REQUIREMENTS » Repeat every entry word for word, but leave the images out of your copy.

##############################

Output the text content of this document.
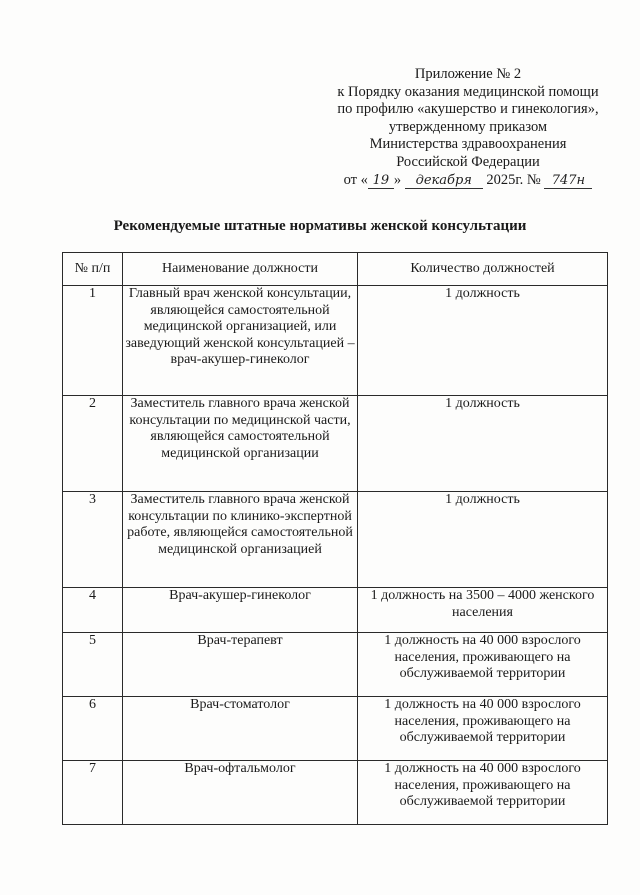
Приложение № 2
к Порядку оказания медицинской помощи
по профилю «акушерство и гинекология»,
утвержденному приказом
Министерства здравоохранения
Российской Федерации
от « 19 » декабря 2025г. № 747н
Рекомендуемые штатные нормативы женской консультации
№ п/п	Наименование должности	Количество должностей
1	Главный врач женской консультации, являющейся самостоятельной медицинской организацией, или заведующий женской консультацией – врач-акушер-гинеколог	1 должность
2	Заместитель главного врача женской консультации по медицинской части, являющейся самостоятельной медицинской организации	1 должность
3	Заместитель главного врача женской консультации по клинико-экспертной работе, являющейся самостоятельной медицинской организацией	1 должность
4	Врач-акушер-гинеколог	1 должность на 3500 – 4000 женского населения
5	Врач-терапевт	1 должность на 40 000 взрослого населения, проживающего на обслуживаемой территории
6	Врач-стоматолог	1 должность на 40 000 взрослого населения, проживающего на обслуживаемой территории
7	Врач-офтальмолог	1 должность на 40 000 взрослого населения, проживающего на обслуживаемой территории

##############################

SOLUTION TO THIS PROBLEM »
Output the text content of this document.
Приложение № 2
к Порядку оказания медицинской помощи
по профилю «акушерство и гинекология»,
утвержденному приказом
Министерства здравоохранения
Российской Федерации
от « 19 » декабря 2025г. № 747н
Рекомендуемые штатные нормативы женской консультации
№ п/п	Наименование должности	Количество должностей
1	Главный врач женской консультации, являющейся самостоятельной медицинской организацией, или заведующий женской консультацией – врач-акушер-гинеколог	1 должность
2	Заместитель главного врача женской консультации по медицинской части, являющейся самостоятельной медицинской организации	1 должность
3	Заместитель главного врача женской консультации по клинико-экспертной работе, являющейся самостоятельной медицинской организацией	1 должность
4	Врач-акушер-гинеколог	1 должность на 3500 – 4000 женского населения
5	Врач-терапевт	1 должность на 40 000 взрослого населения, проживающего на обслуживаемой территории
6	Врач-стоматолог	1 должность на 40 000 взрослого населения, проживающего на обслуживаемой территории
7	Врач-офтальмолог	1 должность на 40 000 взрослого населения, проживающего на обслуживаемой территории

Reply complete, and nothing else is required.